■ **TASK**
Can you pull out each line of the data below that includes the word "Numero"?

■ **RECORD EXTRACTS**
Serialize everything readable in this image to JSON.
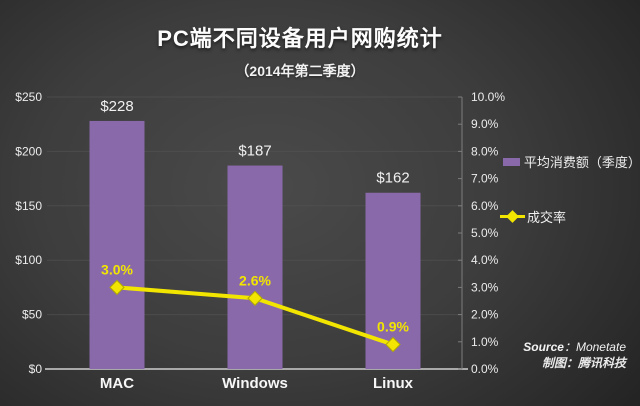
{
  "chart_data": {
    "type": "bar+line combo",
    "title": "PC端不同设备用户网购统计",
    "subtitle": "（2014年第二季度）",
    "categories": [
      "MAC",
      "Windows",
      "Linux"
    ],
    "series": [
      {
        "name": "平均消费额（季度）",
        "type": "bar",
        "axis": "left",
        "values": [
          228,
          187,
          162
        ],
        "labels": [
          "$228",
          "$187",
          "$162"
        ],
        "color": "#8969AA"
      },
      {
        "name": "成交率",
        "type": "line",
        "axis": "right",
        "values": [
          3.0,
          2.6,
          0.9
        ],
        "labels": [
          "3.0%",
          "2.6%",
          "0.9%"
        ],
        "color": "#F2E500"
      }
    ],
    "left_axis": {
      "min": 0,
      "max": 250,
      "step": 50,
      "ticks": [
        "$0",
        "$50",
        "$100",
        "$150",
        "$200",
        "$250"
      ]
    },
    "right_axis": {
      "min": 0,
      "max": 10,
      "step": 1,
      "ticks": [
        "0.0%",
        "1.0%",
        "2.0%",
        "3.0%",
        "4.0%",
        "5.0%",
        "6.0%",
        "7.0%",
        "8.0%",
        "9.0%",
        "10.0%"
      ]
    },
    "grid": true,
    "legend_position": "right"
  },
  "footer": {
    "source_label": "Source",
    "source_rest": "：Monetate",
    "credit": "制图：腾讯科技"
  },
  "colors": {
    "bar": "#8969AA",
    "line": "#F2E500",
    "axis_text": "#ececec",
    "baseline": "#a9a9a9",
    "gridline": "#555555"
  }
}
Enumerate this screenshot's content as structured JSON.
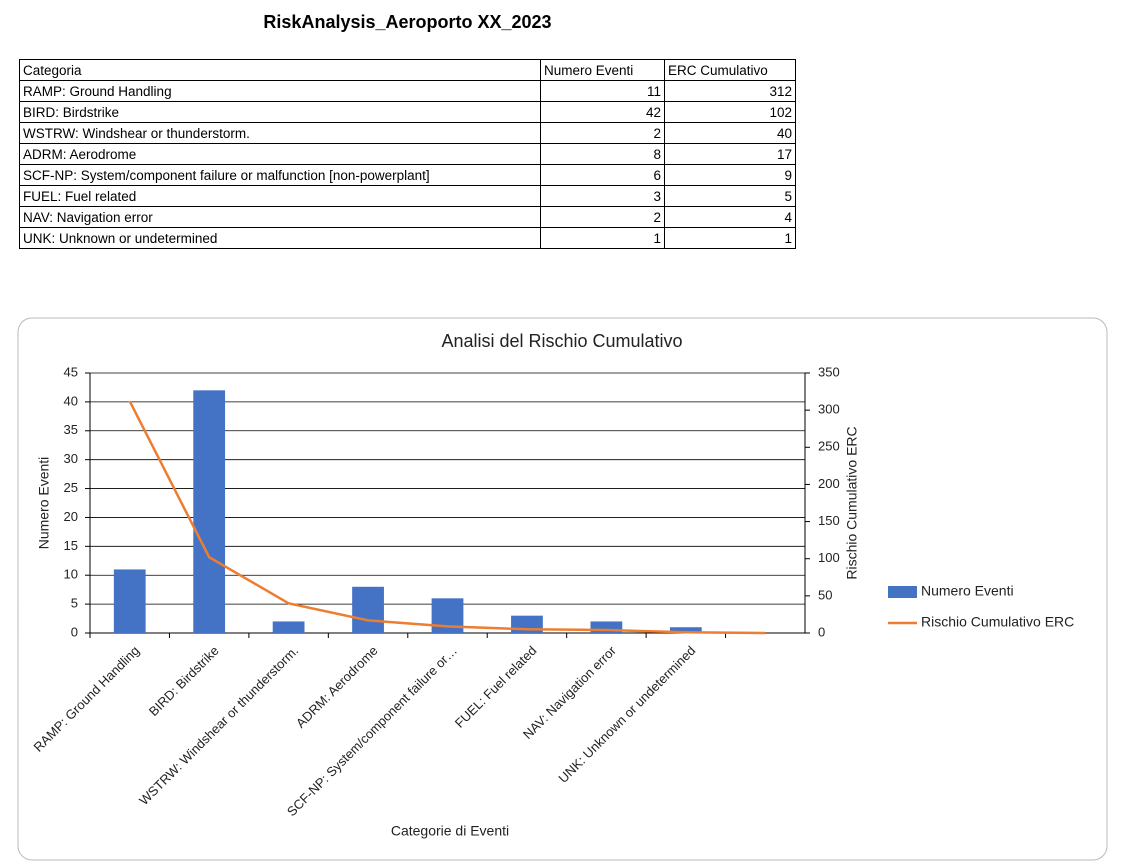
{
  "header": {
    "title": "RiskAnalysis_Aeroporto XX_2023"
  },
  "table": {
    "columns": [
      "Categoria",
      "Numero Eventi",
      "ERC Cumulativo"
    ],
    "rows": [
      [
        "RAMP: Ground Handling",
        11,
        312
      ],
      [
        "BIRD: Birdstrike",
        42,
        102
      ],
      [
        "WSTRW: Windshear or thunderstorm.",
        2,
        40
      ],
      [
        "ADRM: Aerodrome",
        8,
        17
      ],
      [
        "SCF-NP: System/component failure or malfunction [non-powerplant]",
        6,
        9
      ],
      [
        "FUEL: Fuel related",
        3,
        5
      ],
      [
        "NAV: Navigation error",
        2,
        4
      ],
      [
        "UNK: Unknown or undetermined",
        1,
        1
      ]
    ]
  },
  "chart_data": {
    "type": "bar",
    "title": "Analisi del Rischio Cumulativo",
    "x_label": "Categorie di Eventi",
    "y_label": "Numero Eventi",
    "y2_label": "Rischio Cumulativo ERC",
    "categories": [
      "RAMP: Ground Handling",
      "BIRD: Birdstrike",
      "WSTRW: Windshear or thunderstorm.",
      "ADRM: Aerodrome",
      "SCF-NP: System/component failure or…",
      "FUEL: Fuel related",
      "NAV: Navigation error",
      "UNK: Unknown or undetermined",
      null
    ],
    "series": [
      {
        "name": "Numero Eventi",
        "type": "bar",
        "color": "#4472c4",
        "values": [
          11,
          42,
          2,
          8,
          6,
          3,
          2,
          1,
          null
        ]
      },
      {
        "name": "Rischio Cumulativo ERC",
        "type": "line",
        "axis": "y2",
        "color": "#ed7d31",
        "values": [
          312,
          102,
          40,
          17,
          9,
          5,
          4,
          1,
          0
        ]
      }
    ],
    "ylim": [
      0,
      45
    ],
    "yticks": [
      0,
      5,
      10,
      15,
      20,
      25,
      30,
      35,
      40,
      45
    ],
    "y2lim": [
      0,
      350
    ],
    "y2ticks": [
      0,
      50,
      100,
      150,
      200,
      250,
      300,
      350
    ],
    "grid": true,
    "legend": "right"
  }
}
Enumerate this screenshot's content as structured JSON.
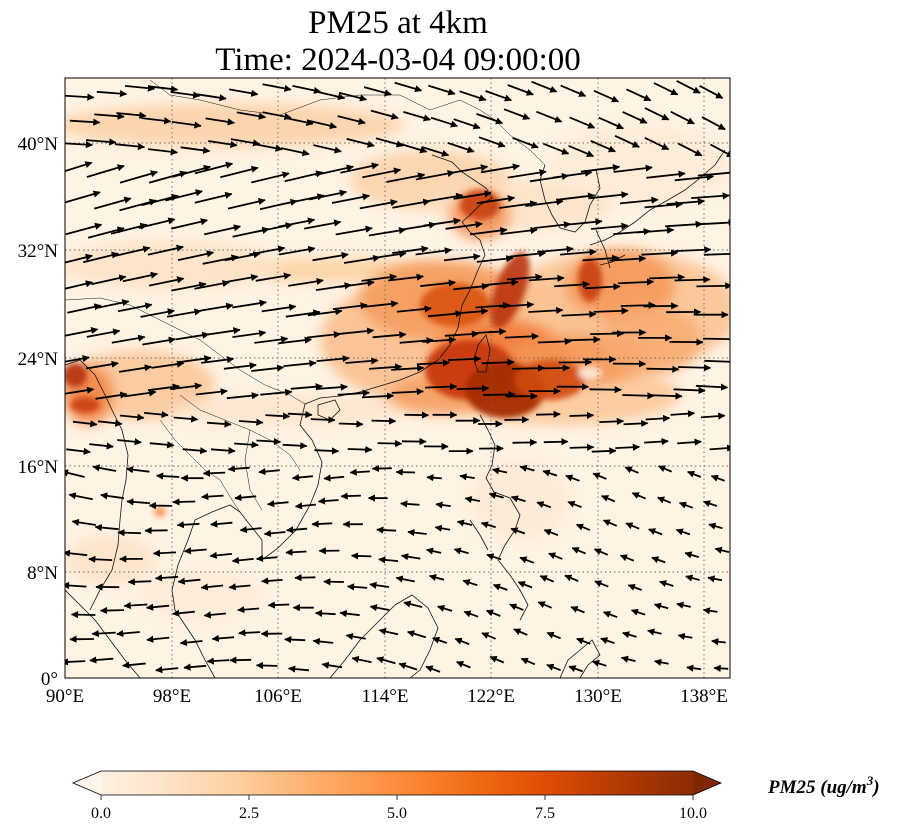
{
  "title": {
    "line1": "PM25 at 4km",
    "line2": "Time: 2024-03-04 09:00:00"
  },
  "map": {
    "lon_range": [
      90,
      140
    ],
    "lat_range": [
      0,
      44
    ],
    "lon_ticks": [
      "90°E",
      "98°E",
      "106°E",
      "114°E",
      "122°E",
      "130°E",
      "138°E"
    ],
    "lat_ticks": [
      "0°",
      "8°N",
      "16°N",
      "24°N",
      "32°N",
      "40°N"
    ],
    "lon_tick_values": [
      90,
      98,
      106,
      114,
      122,
      130,
      138
    ],
    "lat_tick_values": [
      0,
      8,
      16,
      24,
      32,
      40
    ],
    "gridlines": true,
    "field_variable": "PM25",
    "wind_vectors": true
  },
  "colorbar": {
    "min": 0.0,
    "max": 10.0,
    "ticks": [
      "0.0",
      "2.5",
      "5.0",
      "7.5",
      "10.0"
    ],
    "tick_values": [
      0,
      2.5,
      5,
      7.5,
      10
    ],
    "label_text": "PM25 (ug/m",
    "label_sup": "3",
    "label_close": ")",
    "extend": "both",
    "colormap": [
      "#fff5eb",
      "#fee6ce",
      "#fdd0a2",
      "#fdae6b",
      "#fd8d3c",
      "#f16913",
      "#d94801",
      "#a63603",
      "#7f2704"
    ]
  }
}
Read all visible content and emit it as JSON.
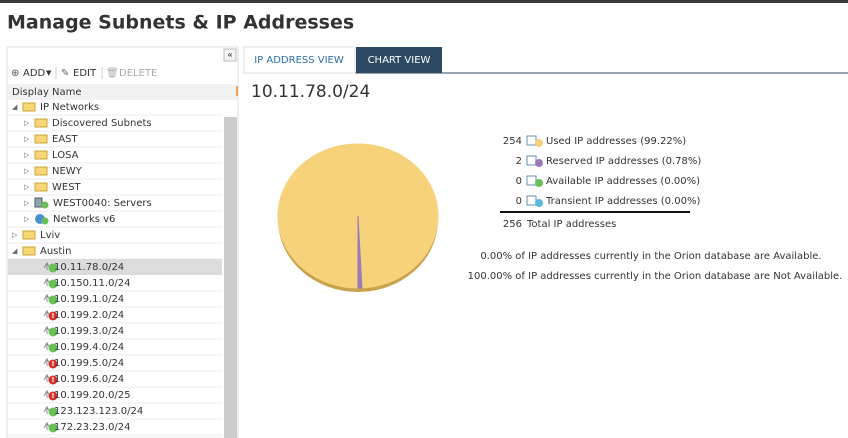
{
  "header": {
    "title": "Manage Subnets & IP Addresses"
  },
  "toolbar": {
    "add": "ADD",
    "edit": "EDIT",
    "delete": "DELETE"
  },
  "tree": {
    "column": "Display Name",
    "items": [
      {
        "label": "IP Networks",
        "icon": "folder",
        "expanded": true,
        "children": [
          {
            "label": "Discovered Subnets",
            "icon": "folder"
          },
          {
            "label": "EAST",
            "icon": "folder"
          },
          {
            "label": "LOSA",
            "icon": "folder"
          },
          {
            "label": "NEWY",
            "icon": "folder"
          },
          {
            "label": "WEST",
            "icon": "folder"
          },
          {
            "label": "WEST0040: Servers",
            "icon": "server"
          },
          {
            "label": "Networks v6",
            "icon": "globe"
          }
        ]
      },
      {
        "label": "Lviv",
        "icon": "folder"
      },
      {
        "label": "Austin",
        "icon": "folder",
        "expanded": true,
        "children": [
          {
            "label": "10.11.78.0/24",
            "icon": "subnet",
            "status": "up",
            "selected": true
          },
          {
            "label": "10.150.11.0/24",
            "icon": "subnet",
            "status": "up"
          },
          {
            "label": "10.199.1.0/24",
            "icon": "subnet",
            "status": "up"
          },
          {
            "label": "10.199.2.0/24",
            "icon": "subnet",
            "status": "down"
          },
          {
            "label": "10.199.3.0/24",
            "icon": "subnet",
            "status": "up"
          },
          {
            "label": "10.199.4.0/24",
            "icon": "subnet",
            "status": "up"
          },
          {
            "label": "10.199.5.0/24",
            "icon": "subnet",
            "status": "down"
          },
          {
            "label": "10.199.6.0/24",
            "icon": "subnet",
            "status": "down"
          },
          {
            "label": "10.199.20.0/25",
            "icon": "subnet",
            "status": "down"
          },
          {
            "label": "123.123.123.0/24",
            "icon": "subnet",
            "status": "up"
          },
          {
            "label": "172.23.23.0/24",
            "icon": "subnet",
            "status": "up"
          }
        ]
      }
    ]
  },
  "tabs": [
    "IP ADDRESS VIEW",
    "CHART VIEW"
  ],
  "subnet": "10.11.78.0/24",
  "legend": [
    {
      "count": 254,
      "label": "Used IP addresses (99.22%)",
      "color": "#f6d27a"
    },
    {
      "count": 2,
      "label": "Reserved IP addresses (0.78%)",
      "color": "#9d79b9"
    },
    {
      "count": 0,
      "label": "Available IP addresses (0.00%)",
      "color": "#6bbf59"
    },
    {
      "count": 0,
      "label": "Transient IP addresses (0.00%)",
      "color": "#5bb8e0"
    }
  ],
  "total": {
    "count": 256,
    "label": "Total IP addresses"
  },
  "notes": [
    "0.00% of IP addresses currently in the Orion database are Available.",
    "100.00% of IP addresses currently in the Orion database are Not Available."
  ]
}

■ **FINISHED TASK**
      "Numero Eventi",
    "y_label": "Numero Eventi",
        "name": "Numero Eventi",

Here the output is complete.